Dataset records:
- - -
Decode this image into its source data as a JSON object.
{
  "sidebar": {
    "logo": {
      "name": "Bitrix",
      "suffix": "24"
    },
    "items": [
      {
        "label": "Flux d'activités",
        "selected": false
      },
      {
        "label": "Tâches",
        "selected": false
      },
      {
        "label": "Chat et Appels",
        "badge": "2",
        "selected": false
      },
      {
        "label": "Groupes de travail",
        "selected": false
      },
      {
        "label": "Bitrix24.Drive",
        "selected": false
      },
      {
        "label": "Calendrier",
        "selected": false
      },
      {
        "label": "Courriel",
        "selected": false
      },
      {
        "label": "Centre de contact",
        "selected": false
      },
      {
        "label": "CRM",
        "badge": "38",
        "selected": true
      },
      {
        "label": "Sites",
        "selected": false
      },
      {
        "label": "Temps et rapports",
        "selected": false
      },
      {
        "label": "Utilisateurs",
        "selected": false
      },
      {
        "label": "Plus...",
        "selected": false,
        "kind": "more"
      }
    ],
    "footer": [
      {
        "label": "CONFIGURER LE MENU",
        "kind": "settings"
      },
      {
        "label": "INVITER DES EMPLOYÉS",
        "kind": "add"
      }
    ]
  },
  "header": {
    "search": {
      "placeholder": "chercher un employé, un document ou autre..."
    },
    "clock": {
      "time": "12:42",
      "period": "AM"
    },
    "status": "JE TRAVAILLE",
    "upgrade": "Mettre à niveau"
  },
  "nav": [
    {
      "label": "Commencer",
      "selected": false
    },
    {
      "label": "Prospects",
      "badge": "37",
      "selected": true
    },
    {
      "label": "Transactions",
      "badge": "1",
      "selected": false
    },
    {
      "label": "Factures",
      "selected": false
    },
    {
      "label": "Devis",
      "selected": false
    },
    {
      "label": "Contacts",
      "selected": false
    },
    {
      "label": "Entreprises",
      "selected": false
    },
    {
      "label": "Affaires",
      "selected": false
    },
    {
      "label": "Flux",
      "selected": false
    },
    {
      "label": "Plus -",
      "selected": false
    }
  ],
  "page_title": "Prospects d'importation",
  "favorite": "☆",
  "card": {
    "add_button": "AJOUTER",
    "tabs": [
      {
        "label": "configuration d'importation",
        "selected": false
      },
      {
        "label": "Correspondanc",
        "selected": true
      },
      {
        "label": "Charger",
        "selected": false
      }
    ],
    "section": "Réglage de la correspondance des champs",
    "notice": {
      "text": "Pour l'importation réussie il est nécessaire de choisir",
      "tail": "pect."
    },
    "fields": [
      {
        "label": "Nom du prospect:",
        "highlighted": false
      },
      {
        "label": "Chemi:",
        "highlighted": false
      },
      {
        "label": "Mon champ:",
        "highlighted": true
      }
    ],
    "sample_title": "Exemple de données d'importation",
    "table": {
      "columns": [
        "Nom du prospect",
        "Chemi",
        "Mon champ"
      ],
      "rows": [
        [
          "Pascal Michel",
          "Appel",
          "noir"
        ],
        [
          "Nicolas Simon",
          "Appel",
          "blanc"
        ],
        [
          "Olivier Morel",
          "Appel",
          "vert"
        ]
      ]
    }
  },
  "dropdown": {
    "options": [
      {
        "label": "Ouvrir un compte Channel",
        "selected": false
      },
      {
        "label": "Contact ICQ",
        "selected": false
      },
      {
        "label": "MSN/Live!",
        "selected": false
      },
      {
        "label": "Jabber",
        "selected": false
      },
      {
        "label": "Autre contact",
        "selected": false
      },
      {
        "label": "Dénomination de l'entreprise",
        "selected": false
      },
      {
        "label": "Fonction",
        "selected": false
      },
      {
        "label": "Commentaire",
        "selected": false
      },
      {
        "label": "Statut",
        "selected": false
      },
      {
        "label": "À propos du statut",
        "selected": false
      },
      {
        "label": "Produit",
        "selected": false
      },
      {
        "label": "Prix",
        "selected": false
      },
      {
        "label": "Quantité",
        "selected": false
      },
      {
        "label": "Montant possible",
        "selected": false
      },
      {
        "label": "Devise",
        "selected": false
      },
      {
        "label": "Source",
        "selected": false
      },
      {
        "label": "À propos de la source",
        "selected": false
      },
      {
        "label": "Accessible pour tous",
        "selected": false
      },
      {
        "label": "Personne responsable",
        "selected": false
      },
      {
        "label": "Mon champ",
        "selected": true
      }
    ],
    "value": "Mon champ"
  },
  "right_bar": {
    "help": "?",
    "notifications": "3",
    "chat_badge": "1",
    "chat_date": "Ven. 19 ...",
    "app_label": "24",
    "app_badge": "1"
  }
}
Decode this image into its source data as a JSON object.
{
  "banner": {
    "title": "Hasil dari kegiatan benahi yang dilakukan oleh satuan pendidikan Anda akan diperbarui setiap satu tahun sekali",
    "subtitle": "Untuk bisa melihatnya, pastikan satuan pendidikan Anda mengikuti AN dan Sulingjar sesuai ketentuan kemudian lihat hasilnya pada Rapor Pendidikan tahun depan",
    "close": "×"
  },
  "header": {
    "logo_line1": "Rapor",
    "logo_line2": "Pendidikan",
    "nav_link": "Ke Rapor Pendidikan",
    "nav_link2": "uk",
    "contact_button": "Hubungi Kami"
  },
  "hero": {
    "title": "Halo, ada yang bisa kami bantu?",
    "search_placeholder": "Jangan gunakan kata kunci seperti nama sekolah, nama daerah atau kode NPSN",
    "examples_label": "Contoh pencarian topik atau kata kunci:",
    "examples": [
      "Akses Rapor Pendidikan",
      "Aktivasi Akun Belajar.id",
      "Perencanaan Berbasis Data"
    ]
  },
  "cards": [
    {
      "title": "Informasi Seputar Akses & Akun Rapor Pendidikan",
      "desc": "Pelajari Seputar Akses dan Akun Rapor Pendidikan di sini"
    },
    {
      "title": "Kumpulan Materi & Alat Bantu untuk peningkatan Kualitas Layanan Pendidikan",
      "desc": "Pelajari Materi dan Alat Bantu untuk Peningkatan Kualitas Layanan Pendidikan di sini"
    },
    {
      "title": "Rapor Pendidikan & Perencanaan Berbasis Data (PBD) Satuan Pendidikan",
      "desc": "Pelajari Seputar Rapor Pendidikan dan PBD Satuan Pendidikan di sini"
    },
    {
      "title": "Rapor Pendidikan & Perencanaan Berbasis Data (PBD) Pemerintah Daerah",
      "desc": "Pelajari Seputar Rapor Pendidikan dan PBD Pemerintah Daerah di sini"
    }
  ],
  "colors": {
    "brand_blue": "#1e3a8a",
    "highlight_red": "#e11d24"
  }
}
- - -
What you should do >>
Above are the records. Copy every line in them holding "propos".

Solution >>
        "label": "À propos du statut",
        "label": "À propos de la source",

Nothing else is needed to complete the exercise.